TASK BRIEF. Within the data that follows, how many lines carry the string "Reusable"? Give the number alone.

--------------------------------

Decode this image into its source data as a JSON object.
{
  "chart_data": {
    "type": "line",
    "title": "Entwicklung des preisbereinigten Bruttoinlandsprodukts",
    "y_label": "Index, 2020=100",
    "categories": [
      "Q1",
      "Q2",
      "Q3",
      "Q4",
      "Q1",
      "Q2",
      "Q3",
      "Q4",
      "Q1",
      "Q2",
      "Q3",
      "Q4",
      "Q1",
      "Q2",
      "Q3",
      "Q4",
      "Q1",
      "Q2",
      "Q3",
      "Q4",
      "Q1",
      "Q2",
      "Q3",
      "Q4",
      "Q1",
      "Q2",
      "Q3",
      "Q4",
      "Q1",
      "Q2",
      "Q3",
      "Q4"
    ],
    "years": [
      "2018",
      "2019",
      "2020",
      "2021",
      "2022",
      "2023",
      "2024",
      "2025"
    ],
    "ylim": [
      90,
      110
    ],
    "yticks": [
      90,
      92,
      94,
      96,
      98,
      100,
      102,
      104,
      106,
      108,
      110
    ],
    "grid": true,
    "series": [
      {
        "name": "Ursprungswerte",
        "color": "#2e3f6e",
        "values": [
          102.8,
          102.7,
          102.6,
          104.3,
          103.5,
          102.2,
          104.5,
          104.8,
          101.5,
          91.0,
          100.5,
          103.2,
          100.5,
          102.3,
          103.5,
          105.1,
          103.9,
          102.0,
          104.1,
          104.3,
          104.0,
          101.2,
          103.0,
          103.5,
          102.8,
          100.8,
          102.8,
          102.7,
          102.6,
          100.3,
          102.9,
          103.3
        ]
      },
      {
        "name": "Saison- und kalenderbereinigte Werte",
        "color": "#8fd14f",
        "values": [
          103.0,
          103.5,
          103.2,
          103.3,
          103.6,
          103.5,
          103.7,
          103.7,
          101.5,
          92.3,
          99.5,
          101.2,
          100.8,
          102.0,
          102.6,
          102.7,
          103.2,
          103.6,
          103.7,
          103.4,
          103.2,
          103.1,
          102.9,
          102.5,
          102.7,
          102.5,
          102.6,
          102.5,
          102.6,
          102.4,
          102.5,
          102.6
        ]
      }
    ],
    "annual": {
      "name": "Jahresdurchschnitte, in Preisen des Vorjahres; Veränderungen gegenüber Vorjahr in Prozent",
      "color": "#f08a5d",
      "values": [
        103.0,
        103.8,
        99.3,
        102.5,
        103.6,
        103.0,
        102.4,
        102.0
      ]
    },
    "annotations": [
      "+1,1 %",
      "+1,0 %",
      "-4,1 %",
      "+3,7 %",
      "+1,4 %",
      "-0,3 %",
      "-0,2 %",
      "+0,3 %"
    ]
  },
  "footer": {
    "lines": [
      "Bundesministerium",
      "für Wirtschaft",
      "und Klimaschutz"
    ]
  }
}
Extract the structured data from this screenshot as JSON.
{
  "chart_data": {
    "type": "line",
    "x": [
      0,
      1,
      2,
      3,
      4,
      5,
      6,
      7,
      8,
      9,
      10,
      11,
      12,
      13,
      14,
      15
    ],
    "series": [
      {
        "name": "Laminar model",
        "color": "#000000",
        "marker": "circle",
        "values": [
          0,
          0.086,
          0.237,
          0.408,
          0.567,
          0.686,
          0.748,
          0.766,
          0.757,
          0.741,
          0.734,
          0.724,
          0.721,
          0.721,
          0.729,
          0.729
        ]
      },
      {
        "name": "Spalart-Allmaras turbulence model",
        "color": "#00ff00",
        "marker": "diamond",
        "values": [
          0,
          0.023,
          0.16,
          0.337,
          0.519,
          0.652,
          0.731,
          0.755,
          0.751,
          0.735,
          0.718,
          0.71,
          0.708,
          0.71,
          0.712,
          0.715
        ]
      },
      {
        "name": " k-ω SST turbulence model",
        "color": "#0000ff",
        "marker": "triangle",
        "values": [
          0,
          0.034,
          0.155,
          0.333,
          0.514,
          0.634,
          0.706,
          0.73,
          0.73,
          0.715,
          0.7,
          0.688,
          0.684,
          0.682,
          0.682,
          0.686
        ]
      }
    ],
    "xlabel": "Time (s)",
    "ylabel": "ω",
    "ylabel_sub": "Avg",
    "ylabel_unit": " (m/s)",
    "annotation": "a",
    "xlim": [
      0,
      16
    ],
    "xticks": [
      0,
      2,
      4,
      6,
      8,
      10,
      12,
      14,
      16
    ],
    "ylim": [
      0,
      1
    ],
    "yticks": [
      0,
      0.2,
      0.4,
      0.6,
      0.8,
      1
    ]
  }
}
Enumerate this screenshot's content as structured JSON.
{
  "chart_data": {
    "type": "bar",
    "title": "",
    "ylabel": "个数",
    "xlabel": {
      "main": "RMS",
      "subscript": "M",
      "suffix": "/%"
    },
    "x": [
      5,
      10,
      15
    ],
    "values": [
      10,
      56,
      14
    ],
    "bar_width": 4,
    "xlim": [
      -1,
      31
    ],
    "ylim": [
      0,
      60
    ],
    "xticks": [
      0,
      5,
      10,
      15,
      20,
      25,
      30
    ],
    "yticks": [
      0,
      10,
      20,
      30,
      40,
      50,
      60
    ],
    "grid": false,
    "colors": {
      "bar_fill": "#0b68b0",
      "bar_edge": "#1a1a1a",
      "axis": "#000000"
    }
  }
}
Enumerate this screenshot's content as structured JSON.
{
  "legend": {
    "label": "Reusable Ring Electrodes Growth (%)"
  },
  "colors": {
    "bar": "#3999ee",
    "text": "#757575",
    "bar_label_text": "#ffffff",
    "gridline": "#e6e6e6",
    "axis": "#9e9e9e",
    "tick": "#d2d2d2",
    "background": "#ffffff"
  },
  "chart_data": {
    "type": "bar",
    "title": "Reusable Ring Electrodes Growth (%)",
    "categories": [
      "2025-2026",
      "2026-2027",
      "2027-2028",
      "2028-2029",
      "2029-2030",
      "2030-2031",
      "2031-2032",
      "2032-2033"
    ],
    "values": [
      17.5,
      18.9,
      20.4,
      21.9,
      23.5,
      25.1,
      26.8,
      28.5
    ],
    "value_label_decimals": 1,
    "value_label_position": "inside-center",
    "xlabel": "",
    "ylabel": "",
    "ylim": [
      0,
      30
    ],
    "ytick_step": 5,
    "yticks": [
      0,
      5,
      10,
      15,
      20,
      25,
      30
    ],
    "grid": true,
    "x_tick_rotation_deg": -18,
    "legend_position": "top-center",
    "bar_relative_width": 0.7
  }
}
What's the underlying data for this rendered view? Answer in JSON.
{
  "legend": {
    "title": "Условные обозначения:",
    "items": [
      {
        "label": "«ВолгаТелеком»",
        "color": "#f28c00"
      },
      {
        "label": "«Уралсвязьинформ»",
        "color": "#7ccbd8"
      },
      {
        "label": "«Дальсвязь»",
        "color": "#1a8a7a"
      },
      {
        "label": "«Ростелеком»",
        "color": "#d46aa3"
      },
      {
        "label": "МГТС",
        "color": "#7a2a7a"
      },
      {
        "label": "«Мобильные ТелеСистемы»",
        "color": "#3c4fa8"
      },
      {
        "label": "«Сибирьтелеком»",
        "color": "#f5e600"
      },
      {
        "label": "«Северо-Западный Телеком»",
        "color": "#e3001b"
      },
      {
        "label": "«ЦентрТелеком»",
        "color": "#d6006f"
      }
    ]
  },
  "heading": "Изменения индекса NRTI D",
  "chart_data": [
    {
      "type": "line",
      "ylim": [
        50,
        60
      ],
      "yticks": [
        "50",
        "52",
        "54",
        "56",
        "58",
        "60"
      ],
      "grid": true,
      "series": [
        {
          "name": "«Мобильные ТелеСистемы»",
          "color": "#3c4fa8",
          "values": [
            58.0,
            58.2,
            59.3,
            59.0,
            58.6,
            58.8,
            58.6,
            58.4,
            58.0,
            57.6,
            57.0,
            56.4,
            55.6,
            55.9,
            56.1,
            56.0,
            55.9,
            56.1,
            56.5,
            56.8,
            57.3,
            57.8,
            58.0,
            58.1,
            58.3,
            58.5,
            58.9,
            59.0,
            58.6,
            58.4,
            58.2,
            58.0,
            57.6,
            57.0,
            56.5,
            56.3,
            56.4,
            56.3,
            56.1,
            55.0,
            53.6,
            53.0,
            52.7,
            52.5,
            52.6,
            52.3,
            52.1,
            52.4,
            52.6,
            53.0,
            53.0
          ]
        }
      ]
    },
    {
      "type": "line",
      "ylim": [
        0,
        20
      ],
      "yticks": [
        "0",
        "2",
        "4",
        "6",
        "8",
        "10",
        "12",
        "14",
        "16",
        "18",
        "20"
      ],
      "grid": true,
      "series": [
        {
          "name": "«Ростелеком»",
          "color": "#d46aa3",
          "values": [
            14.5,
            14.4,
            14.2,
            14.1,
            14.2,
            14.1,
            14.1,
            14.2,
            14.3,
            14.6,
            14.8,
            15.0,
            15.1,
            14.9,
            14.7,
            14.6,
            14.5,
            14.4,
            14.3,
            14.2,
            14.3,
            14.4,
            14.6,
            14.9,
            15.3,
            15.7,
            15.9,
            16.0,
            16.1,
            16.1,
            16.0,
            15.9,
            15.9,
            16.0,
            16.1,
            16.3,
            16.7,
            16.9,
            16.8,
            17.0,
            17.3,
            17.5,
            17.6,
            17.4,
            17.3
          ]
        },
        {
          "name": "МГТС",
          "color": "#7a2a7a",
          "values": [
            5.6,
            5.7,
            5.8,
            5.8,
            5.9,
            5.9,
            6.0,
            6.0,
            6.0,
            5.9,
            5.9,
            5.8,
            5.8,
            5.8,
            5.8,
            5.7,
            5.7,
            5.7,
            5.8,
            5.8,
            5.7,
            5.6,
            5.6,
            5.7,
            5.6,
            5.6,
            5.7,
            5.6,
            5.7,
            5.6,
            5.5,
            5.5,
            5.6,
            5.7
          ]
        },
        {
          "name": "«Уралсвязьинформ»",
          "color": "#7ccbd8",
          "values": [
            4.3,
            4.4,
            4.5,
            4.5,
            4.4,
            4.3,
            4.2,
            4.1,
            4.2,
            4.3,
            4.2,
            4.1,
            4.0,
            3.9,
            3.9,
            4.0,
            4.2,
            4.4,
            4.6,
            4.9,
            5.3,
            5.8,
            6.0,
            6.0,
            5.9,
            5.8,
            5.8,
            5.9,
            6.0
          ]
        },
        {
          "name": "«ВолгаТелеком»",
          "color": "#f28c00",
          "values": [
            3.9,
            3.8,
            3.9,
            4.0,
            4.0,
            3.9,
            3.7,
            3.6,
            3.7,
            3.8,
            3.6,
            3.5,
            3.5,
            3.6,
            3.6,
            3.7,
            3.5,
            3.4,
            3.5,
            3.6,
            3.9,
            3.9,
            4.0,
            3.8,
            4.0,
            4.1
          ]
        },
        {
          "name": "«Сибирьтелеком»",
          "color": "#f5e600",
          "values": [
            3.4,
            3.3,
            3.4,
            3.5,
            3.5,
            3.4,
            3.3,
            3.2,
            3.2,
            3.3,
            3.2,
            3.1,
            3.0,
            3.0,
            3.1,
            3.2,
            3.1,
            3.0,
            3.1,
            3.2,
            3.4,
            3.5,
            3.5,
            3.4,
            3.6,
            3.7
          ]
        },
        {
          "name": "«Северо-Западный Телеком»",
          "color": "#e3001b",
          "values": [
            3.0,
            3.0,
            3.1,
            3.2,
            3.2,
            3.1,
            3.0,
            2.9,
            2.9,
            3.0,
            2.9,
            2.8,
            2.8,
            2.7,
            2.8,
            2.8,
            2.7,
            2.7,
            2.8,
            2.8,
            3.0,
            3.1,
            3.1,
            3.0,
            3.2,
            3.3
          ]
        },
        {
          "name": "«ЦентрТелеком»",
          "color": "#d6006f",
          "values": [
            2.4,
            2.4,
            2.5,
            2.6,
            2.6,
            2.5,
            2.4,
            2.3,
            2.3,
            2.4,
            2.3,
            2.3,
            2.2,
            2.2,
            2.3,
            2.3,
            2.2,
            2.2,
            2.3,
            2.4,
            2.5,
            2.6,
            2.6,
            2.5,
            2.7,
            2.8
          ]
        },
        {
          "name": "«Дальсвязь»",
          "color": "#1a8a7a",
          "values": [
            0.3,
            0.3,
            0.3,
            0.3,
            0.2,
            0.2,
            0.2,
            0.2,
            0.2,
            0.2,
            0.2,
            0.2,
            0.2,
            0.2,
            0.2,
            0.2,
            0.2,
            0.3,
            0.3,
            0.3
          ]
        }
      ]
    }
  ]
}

--------------------------------

TASK OUTPUT. 2